▶ **WHAT YOU SHOULD DO**:
Exact repetition is required: output every record in full.

=== DATA SUPPLIED ===

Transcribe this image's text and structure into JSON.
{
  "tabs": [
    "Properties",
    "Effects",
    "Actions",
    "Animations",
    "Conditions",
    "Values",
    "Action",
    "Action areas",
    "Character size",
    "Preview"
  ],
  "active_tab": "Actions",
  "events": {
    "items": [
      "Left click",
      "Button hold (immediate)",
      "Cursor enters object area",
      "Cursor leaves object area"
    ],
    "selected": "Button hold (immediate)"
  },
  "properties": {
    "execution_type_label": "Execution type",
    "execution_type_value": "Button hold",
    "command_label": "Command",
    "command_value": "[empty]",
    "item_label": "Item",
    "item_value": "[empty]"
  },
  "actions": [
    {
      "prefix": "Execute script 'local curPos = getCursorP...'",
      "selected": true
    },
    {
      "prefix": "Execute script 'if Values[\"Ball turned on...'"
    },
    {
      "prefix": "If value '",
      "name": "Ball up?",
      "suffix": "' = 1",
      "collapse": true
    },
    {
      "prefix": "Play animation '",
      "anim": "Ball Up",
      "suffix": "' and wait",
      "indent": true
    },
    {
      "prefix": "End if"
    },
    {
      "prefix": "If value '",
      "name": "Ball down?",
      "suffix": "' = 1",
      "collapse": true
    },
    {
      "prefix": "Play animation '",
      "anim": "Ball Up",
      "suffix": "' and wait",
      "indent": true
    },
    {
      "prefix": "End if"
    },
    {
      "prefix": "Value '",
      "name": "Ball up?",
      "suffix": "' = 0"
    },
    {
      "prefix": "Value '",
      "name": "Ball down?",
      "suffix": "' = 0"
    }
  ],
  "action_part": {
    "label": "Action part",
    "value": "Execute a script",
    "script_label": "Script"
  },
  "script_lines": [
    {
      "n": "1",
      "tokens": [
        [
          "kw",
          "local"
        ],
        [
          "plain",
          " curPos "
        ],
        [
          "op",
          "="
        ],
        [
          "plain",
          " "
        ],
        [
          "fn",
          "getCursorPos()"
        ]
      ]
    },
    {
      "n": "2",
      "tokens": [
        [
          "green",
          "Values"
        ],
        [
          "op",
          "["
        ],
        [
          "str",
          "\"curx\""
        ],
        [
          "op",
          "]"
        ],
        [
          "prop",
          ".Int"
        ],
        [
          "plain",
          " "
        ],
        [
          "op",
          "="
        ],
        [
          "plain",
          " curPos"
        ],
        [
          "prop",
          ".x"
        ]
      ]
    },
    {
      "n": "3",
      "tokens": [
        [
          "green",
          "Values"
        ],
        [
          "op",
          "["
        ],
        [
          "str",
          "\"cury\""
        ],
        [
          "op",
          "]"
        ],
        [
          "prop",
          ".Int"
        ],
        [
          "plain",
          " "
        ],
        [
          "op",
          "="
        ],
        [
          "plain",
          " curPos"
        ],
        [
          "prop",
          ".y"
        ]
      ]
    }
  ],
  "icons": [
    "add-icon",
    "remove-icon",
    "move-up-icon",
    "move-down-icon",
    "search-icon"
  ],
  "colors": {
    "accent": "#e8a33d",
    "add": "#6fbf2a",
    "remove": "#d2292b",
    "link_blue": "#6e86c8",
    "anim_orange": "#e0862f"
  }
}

===

▶ **FULL ANSWER**:
Transcribe this image's text and structure into JSON.
{
  "tabs": [
    "Properties",
    "Effects",
    "Actions",
    "Animations",
    "Conditions",
    "Values",
    "Action",
    "Action areas",
    "Character size",
    "Preview"
  ],
  "active_tab": "Actions",
  "events": {
    "items": [
      "Left click",
      "Button hold (immediate)",
      "Cursor enters object area",
      "Cursor leaves object area"
    ],
    "selected": "Button hold (immediate)"
  },
  "properties": {
    "execution_type_label": "Execution type",
    "execution_type_value": "Button hold",
    "command_label": "Command",
    "command_value": "[empty]",
    "item_label": "Item",
    "item_value": "[empty]"
  },
  "actions": [
    {
      "prefix": "Execute script 'local curPos = getCursorP...'",
      "selected": true
    },
    {
      "prefix": "Execute script 'if Values[\"Ball turned on...'"
    },
    {
      "prefix": "If value '",
      "name": "Ball up?",
      "suffix": "' = 1",
      "collapse": true
    },
    {
      "prefix": "Play animation '",
      "anim": "Ball Up",
      "suffix": "' and wait",
      "indent": true
    },
    {
      "prefix": "End if"
    },
    {
      "prefix": "If value '",
      "name": "Ball down?",
      "suffix": "' = 1",
      "collapse": true
    },
    {
      "prefix": "Play animation '",
      "anim": "Ball Up",
      "suffix": "' and wait",
      "indent": true
    },
    {
      "prefix": "End if"
    },
    {
      "prefix": "Value '",
      "name": "Ball up?",
      "suffix": "' = 0"
    },
    {
      "prefix": "Value '",
      "name": "Ball down?",
      "suffix": "' = 0"
    }
  ],
  "action_part": {
    "label": "Action part",
    "value": "Execute a script",
    "script_label": "Script"
  },
  "script_lines": [
    {
      "n": "1",
      "tokens": [
        [
          "kw",
          "local"
        ],
        [
          "plain",
          " curPos "
        ],
        [
          "op",
          "="
        ],
        [
          "plain",
          " "
        ],
        [
          "fn",
          "getCursorPos()"
        ]
      ]
    },
    {
      "n": "2",
      "tokens": [
        [
          "green",
          "Values"
        ],
        [
          "op",
          "["
        ],
        [
          "str",
          "\"curx\""
        ],
        [
          "op",
          "]"
        ],
        [
          "prop",
          ".Int"
        ],
        [
          "plain",
          " "
        ],
        [
          "op",
          "="
        ],
        [
          "plain",
          " curPos"
        ],
        [
          "prop",
          ".x"
        ]
      ]
    },
    {
      "n": "3",
      "tokens": [
        [
          "green",
          "Values"
        ],
        [
          "op",
          "["
        ],
        [
          "str",
          "\"cury\""
        ],
        [
          "op",
          "]"
        ],
        [
          "prop",
          ".Int"
        ],
        [
          "plain",
          " "
        ],
        [
          "op",
          "="
        ],
        [
          "plain",
          " curPos"
        ],
        [
          "prop",
          ".y"
        ]
      ]
    }
  ],
  "icons": [
    "add-icon",
    "remove-icon",
    "move-up-icon",
    "move-down-icon",
    "search-icon"
  ],
  "colors": {
    "accent": "#e8a33d",
    "add": "#6fbf2a",
    "remove": "#d2292b",
    "link_blue": "#6e86c8",
    "anim_orange": "#e0862f"
  }
}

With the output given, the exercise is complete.